> **DATASET ENTRIES**
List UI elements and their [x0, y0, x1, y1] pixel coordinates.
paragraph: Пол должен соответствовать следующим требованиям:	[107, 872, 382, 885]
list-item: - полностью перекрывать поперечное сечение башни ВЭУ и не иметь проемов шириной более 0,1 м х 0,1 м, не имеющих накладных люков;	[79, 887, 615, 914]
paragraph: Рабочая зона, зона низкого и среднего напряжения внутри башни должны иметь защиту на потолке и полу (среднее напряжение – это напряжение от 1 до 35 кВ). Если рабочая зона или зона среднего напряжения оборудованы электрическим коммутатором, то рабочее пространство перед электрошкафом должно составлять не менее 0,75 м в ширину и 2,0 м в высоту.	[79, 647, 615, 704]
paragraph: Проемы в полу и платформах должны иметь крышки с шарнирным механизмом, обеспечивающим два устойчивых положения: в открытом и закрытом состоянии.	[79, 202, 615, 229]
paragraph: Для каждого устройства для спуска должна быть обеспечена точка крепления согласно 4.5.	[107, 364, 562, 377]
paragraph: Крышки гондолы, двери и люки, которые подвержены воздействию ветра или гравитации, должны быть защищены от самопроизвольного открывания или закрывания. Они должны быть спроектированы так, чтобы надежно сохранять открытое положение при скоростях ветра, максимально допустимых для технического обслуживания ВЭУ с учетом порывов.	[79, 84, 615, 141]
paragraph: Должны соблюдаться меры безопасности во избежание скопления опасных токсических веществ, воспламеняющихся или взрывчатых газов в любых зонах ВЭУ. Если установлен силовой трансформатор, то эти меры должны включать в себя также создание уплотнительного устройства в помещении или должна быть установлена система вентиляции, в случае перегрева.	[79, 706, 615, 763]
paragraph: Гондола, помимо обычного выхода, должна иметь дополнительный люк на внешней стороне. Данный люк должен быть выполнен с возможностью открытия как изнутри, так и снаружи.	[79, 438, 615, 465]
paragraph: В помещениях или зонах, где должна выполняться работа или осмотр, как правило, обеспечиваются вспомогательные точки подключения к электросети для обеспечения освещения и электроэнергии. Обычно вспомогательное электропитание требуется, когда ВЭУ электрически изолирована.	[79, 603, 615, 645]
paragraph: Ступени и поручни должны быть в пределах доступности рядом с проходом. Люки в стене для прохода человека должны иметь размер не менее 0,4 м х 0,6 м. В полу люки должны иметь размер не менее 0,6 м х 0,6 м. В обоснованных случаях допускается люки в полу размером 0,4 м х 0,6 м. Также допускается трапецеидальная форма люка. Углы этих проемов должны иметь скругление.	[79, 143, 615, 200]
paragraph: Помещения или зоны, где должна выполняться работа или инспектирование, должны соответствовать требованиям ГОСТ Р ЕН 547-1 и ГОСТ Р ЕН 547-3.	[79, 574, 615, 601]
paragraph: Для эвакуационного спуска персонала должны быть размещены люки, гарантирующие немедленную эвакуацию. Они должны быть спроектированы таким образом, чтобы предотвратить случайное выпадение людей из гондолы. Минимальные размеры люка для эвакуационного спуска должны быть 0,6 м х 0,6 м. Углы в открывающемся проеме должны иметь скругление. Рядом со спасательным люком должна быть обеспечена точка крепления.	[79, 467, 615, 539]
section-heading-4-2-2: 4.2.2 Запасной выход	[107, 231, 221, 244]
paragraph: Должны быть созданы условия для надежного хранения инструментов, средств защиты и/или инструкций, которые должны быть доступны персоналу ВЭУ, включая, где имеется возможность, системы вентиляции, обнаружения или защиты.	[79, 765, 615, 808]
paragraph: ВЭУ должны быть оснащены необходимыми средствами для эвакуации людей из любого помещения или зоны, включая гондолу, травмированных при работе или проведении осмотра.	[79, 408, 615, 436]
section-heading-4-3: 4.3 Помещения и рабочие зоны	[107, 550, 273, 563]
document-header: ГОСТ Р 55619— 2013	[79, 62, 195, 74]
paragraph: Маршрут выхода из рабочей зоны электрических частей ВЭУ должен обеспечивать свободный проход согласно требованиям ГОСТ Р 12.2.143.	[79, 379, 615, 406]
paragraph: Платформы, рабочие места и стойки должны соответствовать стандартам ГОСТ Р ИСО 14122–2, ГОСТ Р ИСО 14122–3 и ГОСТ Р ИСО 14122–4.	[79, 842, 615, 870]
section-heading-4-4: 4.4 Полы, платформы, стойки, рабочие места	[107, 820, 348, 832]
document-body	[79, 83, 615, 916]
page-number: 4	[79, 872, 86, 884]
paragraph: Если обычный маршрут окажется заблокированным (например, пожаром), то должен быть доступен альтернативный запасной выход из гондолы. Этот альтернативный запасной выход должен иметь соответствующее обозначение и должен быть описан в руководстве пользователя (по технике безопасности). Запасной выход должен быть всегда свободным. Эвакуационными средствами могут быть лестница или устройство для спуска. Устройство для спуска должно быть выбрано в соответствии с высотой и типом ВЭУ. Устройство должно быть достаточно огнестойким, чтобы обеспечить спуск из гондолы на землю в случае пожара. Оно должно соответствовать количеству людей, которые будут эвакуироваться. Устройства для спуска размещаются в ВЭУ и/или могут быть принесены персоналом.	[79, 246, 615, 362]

> **EXERCISE DESCRIPTION**
Show in full each line of the listing above that contains the word "требованиям".

> **RESPONSE TO THE TASK**
paragraph: Пол должен соответствовать следующим требованиям:	[107, 872, 382, 885]
paragraph: Помещения или зоны, где должна выполняться работа или инспектирование, должны соответствовать требованиям ГОСТ Р ЕН 547-1 и ГОСТ Р ЕН 547-3.	[79, 574, 615, 601]
paragraph: Маршрут выхода из рабочей зоны электрических частей ВЭУ должен обеспечивать свободный проход согласно требованиям ГОСТ Р 12.2.143.	[79, 379, 615, 406]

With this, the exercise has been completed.